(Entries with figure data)
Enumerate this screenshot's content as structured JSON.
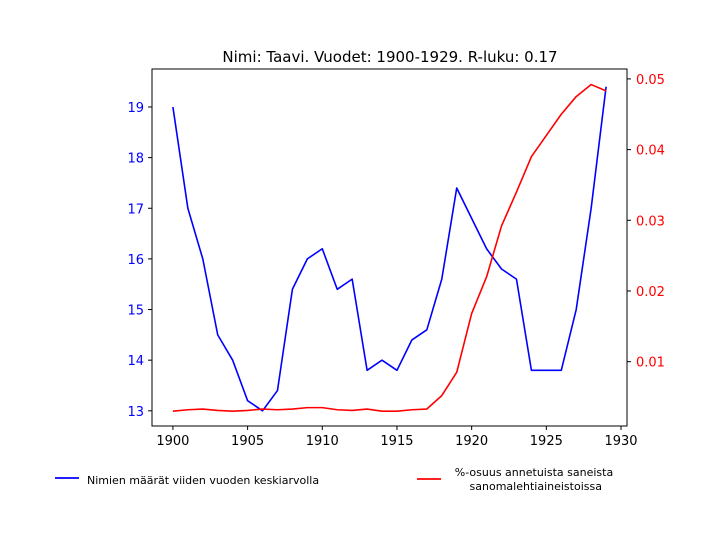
{
  "chart_data": {
    "type": "line",
    "title": "Nimi: Taavi. Vuodet: 1900-1929. R-luku: 0.17",
    "xlabel": "",
    "x": [
      1900,
      1901,
      1902,
      1903,
      1904,
      1905,
      1906,
      1907,
      1908,
      1909,
      1910,
      1911,
      1912,
      1913,
      1914,
      1915,
      1916,
      1917,
      1918,
      1919,
      1920,
      1921,
      1922,
      1923,
      1924,
      1925,
      1926,
      1927,
      1928,
      1929
    ],
    "x_ticks": [
      1900,
      1905,
      1910,
      1915,
      1920,
      1925,
      1930
    ],
    "xlim": [
      1898.6,
      1930.4
    ],
    "left_axis": {
      "ylabel": "",
      "ylim": [
        12.7,
        19.75
      ],
      "ticks": [
        13,
        14,
        15,
        16,
        17,
        18,
        19
      ],
      "color": "#0000ff"
    },
    "right_axis": {
      "ylabel": "",
      "ylim": [
        0.0009,
        0.0514
      ],
      "ticks": [
        0.01,
        0.02,
        0.03,
        0.04,
        0.05
      ],
      "tick_labels": [
        "0.01",
        "0.02",
        "0.03",
        "0.04",
        "0.05"
      ],
      "color": "#ff0000"
    },
    "series": [
      {
        "name": "Nimien määrät viiden vuoden keskiarvolla",
        "axis": "left",
        "color": "#0000ff",
        "values": [
          19.0,
          17.0,
          16.0,
          14.5,
          14.0,
          13.2,
          13.0,
          13.4,
          15.4,
          16.0,
          16.2,
          15.4,
          15.6,
          13.8,
          14.0,
          13.8,
          14.4,
          14.6,
          15.6,
          17.4,
          16.8,
          16.2,
          15.8,
          15.6,
          13.8,
          13.8,
          13.8,
          15.0,
          17.0,
          19.4
        ]
      },
      {
        "name": "%-osuus annetuista saneista\n sanomalehtiaineistoissa",
        "axis": "right",
        "color": "#ff0000",
        "values": [
          0.003,
          0.0032,
          0.0033,
          0.0031,
          0.003,
          0.0031,
          0.0033,
          0.0032,
          0.0033,
          0.0035,
          0.0035,
          0.0032,
          0.0031,
          0.0033,
          0.003,
          0.003,
          0.0032,
          0.0033,
          0.0052,
          0.0085,
          0.0168,
          0.022,
          0.0292,
          0.034,
          0.039,
          0.042,
          0.045,
          0.0475,
          0.0492,
          0.0483
        ]
      }
    ],
    "legend_placement": "below"
  }
}
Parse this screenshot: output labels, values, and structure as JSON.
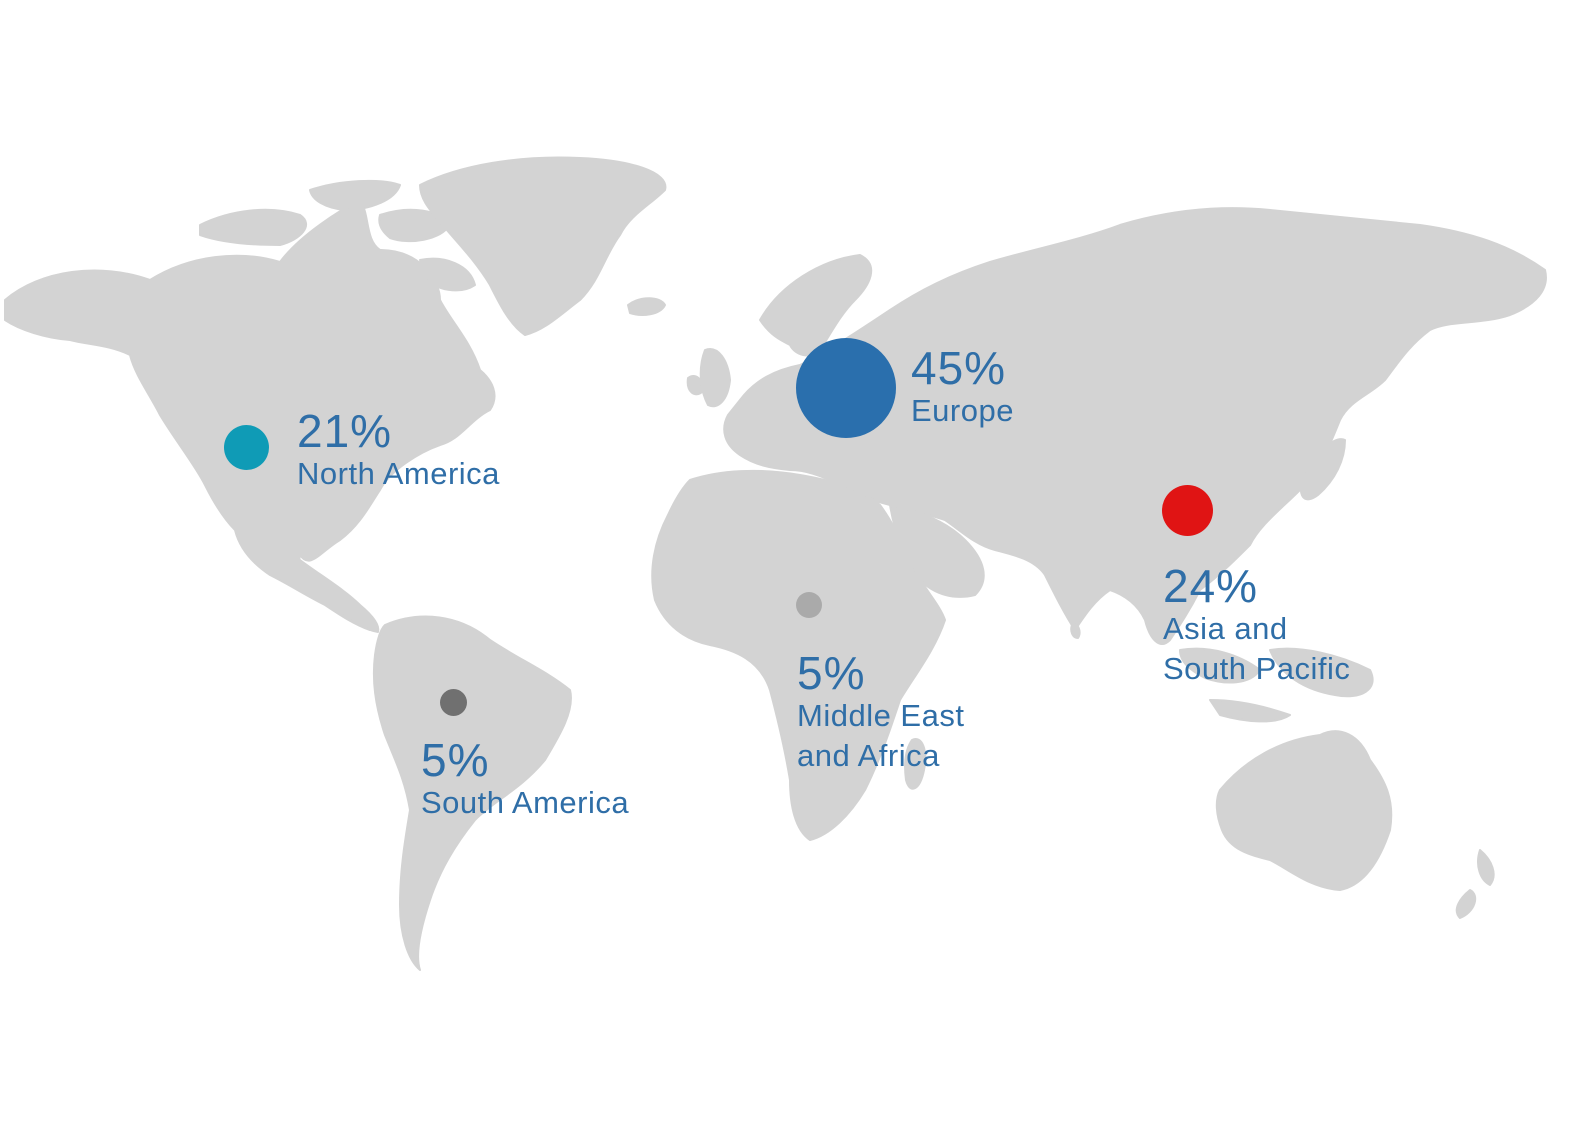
{
  "regions": [
    {
      "key": "north_america",
      "percent": "21%",
      "name": "North America",
      "color": "#0f9bb6"
    },
    {
      "key": "europe",
      "percent": "45%",
      "name": "Europe",
      "color": "#2a6fad"
    },
    {
      "key": "asia",
      "percent": "24%",
      "name": "Asia and\nSouth Pacific",
      "color": "#e01414"
    },
    {
      "key": "mea",
      "percent": "5%",
      "name": "Middle East\nand Africa",
      "color": "#aaaaaa"
    },
    {
      "key": "south_america",
      "percent": "5%",
      "name": "South America",
      "color": "#707070"
    }
  ],
  "colors": {
    "land": "#d3d3d3",
    "label_text": "#2f6ea7",
    "background": "#ffffff"
  }
}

Exercise directions: Report how many lines of the entries hold the string "screenshot". Provide the number alone.

Solution below: 2